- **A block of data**
• • • • •

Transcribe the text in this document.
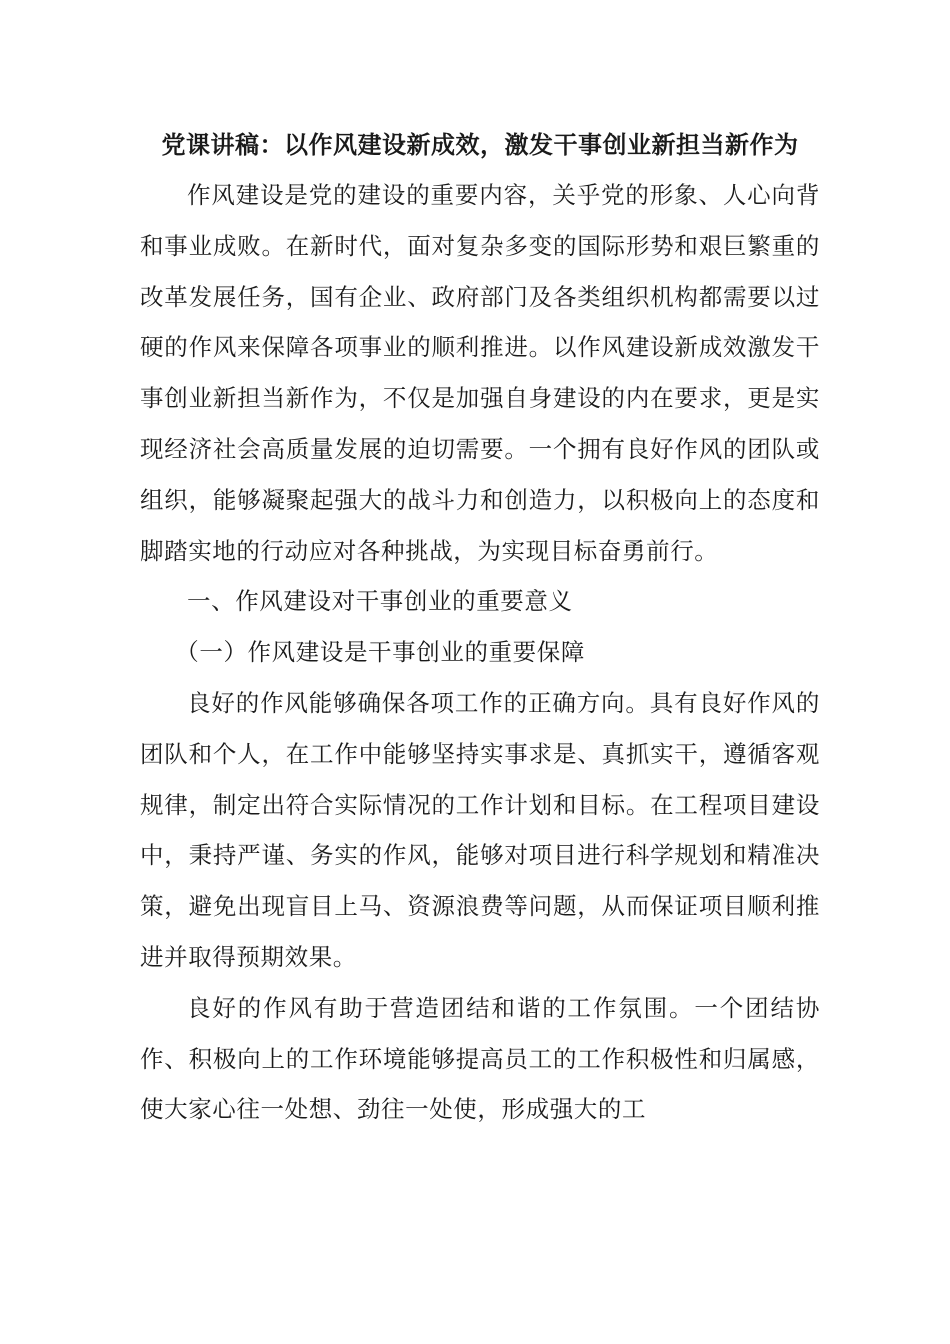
党课讲稿：以作风建设新成效，激发干事创业新担当新作为

作风建设是党的建设的重要内容，关乎党的形象、人心向背和事业成败。在新时代，面对复杂多变的国际形势和艰巨繁重的改革发展任务，国有企业、政府部门及各类组织机构都需要以过硬的作风来保障各项事业的顺利推进。以作风建设新成效激发干事创业新担当新作为，不仅是加强自身建设的内在要求，更是实现经济社会高质量发展的迫切需要。一个拥有良好作风的团队或组织，能够凝聚起强大的战斗力和创造力，以积极向上的态度和脚踏实地的行动应对各种挑战，为实现目标奋勇前行。

一、作风建设对干事创业的重要意义

（一）作风建设是干事创业的重要保障

良好的作风能够确保各项工作的正确方向。具有良好作风的团队和个人，在工作中能够坚持实事求是、真抓实干，遵循客观规律，制定出符合实际情况的工作计划和目标。在工程项目建设中，秉持严谨、务实的作风，能够对项目进行科学规划和精准决策，避免出现盲目上马、资源浪费等问题，从而保证项目顺利推进并取得预期效果。

良好的作风有助于营造团结和谐的工作氛围。一个团结协作、积极向上的工作环境能够提高员工的工作积极性和归属感，使大家心往一处想、劲往一处使，形成强大的工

• • • • •

- **GOAL**
Reproduce all of the data exactly; the pictures do not belong in the copy.

- **RESPONSE TO THE TASK**
Transcribe the text in this document.
党课讲稿：以作风建设新成效，激发干事创业新担当新作为

作风建设是党的建设的重要内容，关乎党的形象、人心向背和事业成败。在新时代，面对复杂多变的国际形势和艰巨繁重的改革发展任务，国有企业、政府部门及各类组织机构都需要以过硬的作风来保障各项事业的顺利推进。以作风建设新成效激发干事创业新担当新作为，不仅是加强自身建设的内在要求，更是实现经济社会高质量发展的迫切需要。一个拥有良好作风的团队或组织，能够凝聚起强大的战斗力和创造力，以积极向上的态度和脚踏实地的行动应对各种挑战，为实现目标奋勇前行。

一、作风建设对干事创业的重要意义

（一）作风建设是干事创业的重要保障

良好的作风能够确保各项工作的正确方向。具有良好作风的团队和个人，在工作中能够坚持实事求是、真抓实干，遵循客观规律，制定出符合实际情况的工作计划和目标。在工程项目建设中，秉持严谨、务实的作风，能够对项目进行科学规划和精准决策，避免出现盲目上马、资源浪费等问题，从而保证项目顺利推进并取得预期效果。

良好的作风有助于营造团结和谐的工作氛围。一个团结协作、积极向上的工作环境能够提高员工的工作积极性和归属感，使大家心往一处想、劲往一处使，形成强大的工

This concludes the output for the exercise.